### Exercise details
Quote every entry word for word.

>> START Supplied data

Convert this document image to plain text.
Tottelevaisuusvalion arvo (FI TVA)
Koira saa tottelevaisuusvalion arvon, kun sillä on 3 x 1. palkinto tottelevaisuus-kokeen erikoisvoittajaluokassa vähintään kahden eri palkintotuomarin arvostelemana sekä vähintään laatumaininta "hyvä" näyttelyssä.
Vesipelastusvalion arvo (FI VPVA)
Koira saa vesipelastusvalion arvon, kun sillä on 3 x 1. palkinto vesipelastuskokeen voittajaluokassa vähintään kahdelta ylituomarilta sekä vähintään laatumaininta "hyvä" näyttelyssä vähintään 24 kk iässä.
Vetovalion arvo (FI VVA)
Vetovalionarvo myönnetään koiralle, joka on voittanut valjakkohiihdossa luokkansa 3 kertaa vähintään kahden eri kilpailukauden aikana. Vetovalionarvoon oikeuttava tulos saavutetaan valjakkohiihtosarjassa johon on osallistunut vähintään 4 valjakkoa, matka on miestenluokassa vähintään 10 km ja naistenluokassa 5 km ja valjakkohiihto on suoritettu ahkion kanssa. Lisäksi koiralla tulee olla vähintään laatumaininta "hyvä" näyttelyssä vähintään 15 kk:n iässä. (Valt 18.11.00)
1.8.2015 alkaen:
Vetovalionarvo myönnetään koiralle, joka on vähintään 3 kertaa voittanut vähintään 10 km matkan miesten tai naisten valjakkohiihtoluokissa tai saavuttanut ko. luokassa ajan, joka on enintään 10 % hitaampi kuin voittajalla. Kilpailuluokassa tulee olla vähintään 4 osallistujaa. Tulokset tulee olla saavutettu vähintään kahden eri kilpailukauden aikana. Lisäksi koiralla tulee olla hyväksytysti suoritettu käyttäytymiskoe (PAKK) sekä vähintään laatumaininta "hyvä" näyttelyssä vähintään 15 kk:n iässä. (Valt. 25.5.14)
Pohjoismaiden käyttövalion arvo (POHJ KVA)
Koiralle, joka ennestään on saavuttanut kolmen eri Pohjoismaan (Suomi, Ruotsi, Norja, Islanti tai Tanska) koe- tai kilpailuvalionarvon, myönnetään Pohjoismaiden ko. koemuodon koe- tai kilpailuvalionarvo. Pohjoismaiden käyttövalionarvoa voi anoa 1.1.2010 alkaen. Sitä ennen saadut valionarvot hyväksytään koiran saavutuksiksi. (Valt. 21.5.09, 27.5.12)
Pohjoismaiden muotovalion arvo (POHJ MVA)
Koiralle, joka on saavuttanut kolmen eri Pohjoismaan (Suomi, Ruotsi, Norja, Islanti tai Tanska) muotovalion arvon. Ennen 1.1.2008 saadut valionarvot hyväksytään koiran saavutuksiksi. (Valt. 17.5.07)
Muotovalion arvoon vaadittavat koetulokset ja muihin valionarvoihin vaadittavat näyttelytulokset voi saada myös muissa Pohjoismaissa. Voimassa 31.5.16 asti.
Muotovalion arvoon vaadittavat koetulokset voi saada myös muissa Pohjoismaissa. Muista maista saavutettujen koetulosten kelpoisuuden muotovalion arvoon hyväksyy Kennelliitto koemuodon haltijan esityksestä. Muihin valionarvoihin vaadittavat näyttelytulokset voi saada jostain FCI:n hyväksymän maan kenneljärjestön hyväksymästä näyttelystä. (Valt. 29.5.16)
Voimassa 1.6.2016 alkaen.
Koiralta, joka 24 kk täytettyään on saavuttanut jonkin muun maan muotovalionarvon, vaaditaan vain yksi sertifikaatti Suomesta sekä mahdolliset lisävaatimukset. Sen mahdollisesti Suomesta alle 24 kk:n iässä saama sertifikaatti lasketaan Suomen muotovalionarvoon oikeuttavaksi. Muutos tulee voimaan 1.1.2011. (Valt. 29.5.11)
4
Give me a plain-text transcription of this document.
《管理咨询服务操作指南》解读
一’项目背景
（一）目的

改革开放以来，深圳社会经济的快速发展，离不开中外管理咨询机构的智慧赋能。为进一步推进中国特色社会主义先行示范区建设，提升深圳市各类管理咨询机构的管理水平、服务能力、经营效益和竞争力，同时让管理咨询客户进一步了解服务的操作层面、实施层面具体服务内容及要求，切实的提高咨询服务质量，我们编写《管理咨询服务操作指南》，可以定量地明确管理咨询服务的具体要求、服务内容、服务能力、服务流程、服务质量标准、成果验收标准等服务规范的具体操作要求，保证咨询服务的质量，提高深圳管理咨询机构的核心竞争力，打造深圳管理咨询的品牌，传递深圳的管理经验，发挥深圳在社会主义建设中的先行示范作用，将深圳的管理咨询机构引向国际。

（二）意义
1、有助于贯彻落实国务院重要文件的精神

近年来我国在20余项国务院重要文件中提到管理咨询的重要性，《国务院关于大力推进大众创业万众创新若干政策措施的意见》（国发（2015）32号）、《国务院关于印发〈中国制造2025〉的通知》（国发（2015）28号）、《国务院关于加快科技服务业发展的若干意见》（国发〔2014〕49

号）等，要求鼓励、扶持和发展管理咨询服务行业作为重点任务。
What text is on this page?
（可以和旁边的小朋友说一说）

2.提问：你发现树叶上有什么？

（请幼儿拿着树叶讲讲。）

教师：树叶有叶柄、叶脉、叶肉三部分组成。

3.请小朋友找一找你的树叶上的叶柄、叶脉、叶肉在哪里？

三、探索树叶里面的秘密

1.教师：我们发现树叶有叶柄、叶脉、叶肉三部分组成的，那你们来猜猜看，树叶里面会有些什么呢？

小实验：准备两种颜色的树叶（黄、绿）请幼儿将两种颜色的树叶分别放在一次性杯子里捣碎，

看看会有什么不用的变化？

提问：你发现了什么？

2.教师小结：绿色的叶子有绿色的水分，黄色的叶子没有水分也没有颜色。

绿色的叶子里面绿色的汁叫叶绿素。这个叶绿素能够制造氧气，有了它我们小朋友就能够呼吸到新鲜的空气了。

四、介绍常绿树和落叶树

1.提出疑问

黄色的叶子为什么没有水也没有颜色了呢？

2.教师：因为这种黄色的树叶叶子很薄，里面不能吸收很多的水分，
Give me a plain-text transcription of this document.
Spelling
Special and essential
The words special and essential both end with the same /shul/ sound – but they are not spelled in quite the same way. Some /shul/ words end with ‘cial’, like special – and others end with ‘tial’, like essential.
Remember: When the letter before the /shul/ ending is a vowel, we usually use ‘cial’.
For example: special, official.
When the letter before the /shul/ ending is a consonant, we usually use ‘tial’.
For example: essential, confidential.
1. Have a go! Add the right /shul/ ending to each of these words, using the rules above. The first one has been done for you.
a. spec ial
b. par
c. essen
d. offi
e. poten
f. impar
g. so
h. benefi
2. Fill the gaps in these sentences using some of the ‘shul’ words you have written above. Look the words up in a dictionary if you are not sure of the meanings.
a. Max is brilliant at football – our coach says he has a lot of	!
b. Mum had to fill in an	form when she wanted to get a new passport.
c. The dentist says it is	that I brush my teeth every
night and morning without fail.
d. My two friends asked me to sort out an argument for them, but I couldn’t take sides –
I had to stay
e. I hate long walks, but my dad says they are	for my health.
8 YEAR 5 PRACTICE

>> END Supplied data

### Answer in full
Convert this document image to plain text.
Tottelevaisuusvalion arvo (FI TVA)
Koira saa tottelevaisuusvalion arvon, kun sillä on 3 x 1. palkinto tottelevaisuus-kokeen erikoisvoittajaluokassa vähintään kahden eri palkintotuomarin arvostelemana sekä vähintään laatumaininta "hyvä" näyttelyssä.
Vesipelastusvalion arvo (FI VPVA)
Koira saa vesipelastusvalion arvon, kun sillä on 3 x 1. palkinto vesipelastuskokeen voittajaluokassa vähintään kahdelta ylituomarilta sekä vähintään laatumaininta "hyvä" näyttelyssä vähintään 24 kk iässä.
Vetovalion arvo (FI VVA)
Vetovalionarvo myönnetään koiralle, joka on voittanut valjakkohiihdossa luokkansa 3 kertaa vähintään kahden eri kilpailukauden aikana. Vetovalionarvoon oikeuttava tulos saavutetaan valjakkohiihtosarjassa johon on osallistunut vähintään 4 valjakkoa, matka on miestenluokassa vähintään 10 km ja naistenluokassa 5 km ja valjakkohiihto on suoritettu ahkion kanssa. Lisäksi koiralla tulee olla vähintään laatumaininta "hyvä" näyttelyssä vähintään 15 kk:n iässä. (Valt 18.11.00)
1.8.2015 alkaen:
Vetovalionarvo myönnetään koiralle, joka on vähintään 3 kertaa voittanut vähintään 10 km matkan miesten tai naisten valjakkohiihtoluokissa tai saavuttanut ko. luokassa ajan, joka on enintään 10 % hitaampi kuin voittajalla. Kilpailuluokassa tulee olla vähintään 4 osallistujaa. Tulokset tulee olla saavutettu vähintään kahden eri kilpailukauden aikana. Lisäksi koiralla tulee olla hyväksytysti suoritettu käyttäytymiskoe (PAKK) sekä vähintään laatumaininta "hyvä" näyttelyssä vähintään 15 kk:n iässä. (Valt. 25.5.14)
Pohjoismaiden käyttövalion arvo (POHJ KVA)
Koiralle, joka ennestään on saavuttanut kolmen eri Pohjoismaan (Suomi, Ruotsi, Norja, Islanti tai Tanska) koe- tai kilpailuvalionarvon, myönnetään Pohjoismaiden ko. koemuodon koe- tai kilpailuvalionarvo. Pohjoismaiden käyttövalionarvoa voi anoa 1.1.2010 alkaen. Sitä ennen saadut valionarvot hyväksytään koiran saavutuksiksi. (Valt. 21.5.09, 27.5.12)
Pohjoismaiden muotovalion arvo (POHJ MVA)
Koiralle, joka on saavuttanut kolmen eri Pohjoismaan (Suomi, Ruotsi, Norja, Islanti tai Tanska) muotovalion arvon. Ennen 1.1.2008 saadut valionarvot hyväksytään koiran saavutuksiksi. (Valt. 17.5.07)
Muotovalion arvoon vaadittavat koetulokset ja muihin valionarvoihin vaadittavat näyttelytulokset voi saada myös muissa Pohjoismaissa. Voimassa 31.5.16 asti.
Muotovalion arvoon vaadittavat koetulokset voi saada myös muissa Pohjoismaissa. Muista maista saavutettujen koetulosten kelpoisuuden muotovalion arvoon hyväksyy Kennelliitto koemuodon haltijan esityksestä. Muihin valionarvoihin vaadittavat näyttelytulokset voi saada jostain FCI:n hyväksymän maan kenneljärjestön hyväksymästä näyttelystä. (Valt. 29.5.16)
Voimassa 1.6.2016 alkaen.
Koiralta, joka 24 kk täytettyään on saavuttanut jonkin muun maan muotovalionarvon, vaaditaan vain yksi sertifikaatti Suomesta sekä mahdolliset lisävaatimukset. Sen mahdollisesti Suomesta alle 24 kk:n iässä saama sertifikaatti lasketaan Suomen muotovalionarvoon oikeuttavaksi. Muutos tulee voimaan 1.1.2011. (Valt. 29.5.11)
4
Give me a plain-text transcription of this document.
《管理咨询服务操作指南》解读
一’项目背景
（一）目的

改革开放以来，深圳社会经济的快速发展，离不开中外管理咨询机构的智慧赋能。为进一步推进中国特色社会主义先行示范区建设，提升深圳市各类管理咨询机构的管理水平、服务能力、经营效益和竞争力，同时让管理咨询客户进一步了解服务的操作层面、实施层面具体服务内容及要求，切实的提高咨询服务质量，我们编写《管理咨询服务操作指南》，可以定量地明确管理咨询服务的具体要求、服务内容、服务能力、服务流程、服务质量标准、成果验收标准等服务规范的具体操作要求，保证咨询服务的质量，提高深圳管理咨询机构的核心竞争力，打造深圳管理咨询的品牌，传递深圳的管理经验，发挥深圳在社会主义建设中的先行示范作用，将深圳的管理咨询机构引向国际。

（二）意义
1、有助于贯彻落实国务院重要文件的精神

近年来我国在20余项国务院重要文件中提到管理咨询的重要性，《国务院关于大力推进大众创业万众创新若干政策措施的意见》（国发（2015）32号）、《国务院关于印发〈中国制造2025〉的通知》（国发（2015）28号）、《国务院关于加快科技服务业发展的若干意见》（国发〔2014〕49

号）等，要求鼓励、扶持和发展管理咨询服务行业作为重点任务。
What text is on this page?
（可以和旁边的小朋友说一说）

2.提问：你发现树叶上有什么？

（请幼儿拿着树叶讲讲。）

教师：树叶有叶柄、叶脉、叶肉三部分组成。

3.请小朋友找一找你的树叶上的叶柄、叶脉、叶肉在哪里？

三、探索树叶里面的秘密

1.教师：我们发现树叶有叶柄、叶脉、叶肉三部分组成的，那你们来猜猜看，树叶里面会有些什么呢？

小实验：准备两种颜色的树叶（黄、绿）请幼儿将两种颜色的树叶分别放在一次性杯子里捣碎，

看看会有什么不用的变化？

提问：你发现了什么？

2.教师小结：绿色的叶子有绿色的水分，黄色的叶子没有水分也没有颜色。

绿色的叶子里面绿色的汁叫叶绿素。这个叶绿素能够制造氧气，有了它我们小朋友就能够呼吸到新鲜的空气了。

四、介绍常绿树和落叶树

1.提出疑问

黄色的叶子为什么没有水也没有颜色了呢？

2.教师：因为这种黄色的树叶叶子很薄，里面不能吸收很多的水分，
Give me a plain-text transcription of this document.
Spelling
Special and essential
The words special and essential both end with the same /shul/ sound – but they are not spelled in quite the same way. Some /shul/ words end with ‘cial’, like special – and others end with ‘tial’, like essential.
Remember: When the letter before the /shul/ ending is a vowel, we usually use ‘cial’.
For example: special, official.
When the letter before the /shul/ ending is a consonant, we usually use ‘tial’.
For example: essential, confidential.
1. Have a go! Add the right /shul/ ending to each of these words, using the rules above. The first one has been done for you.
a. spec ial
b. par
c. essen
d. offi
e. poten
f. impar
g. so
h. benefi
2. Fill the gaps in these sentences using some of the ‘shul’ words you have written above. Look the words up in a dictionary if you are not sure of the meanings.
a. Max is brilliant at football – our coach says he has a lot of	!
b. Mum had to fill in an	form when she wanted to get a new passport.
c. The dentist says it is	that I brush my teeth every
night and morning without fail.
d. My two friends asked me to sort out an argument for them, but I couldn’t take sides –
I had to stay
e. I hate long walks, but my dad says they are	for my health.
8 YEAR 5 PRACTICE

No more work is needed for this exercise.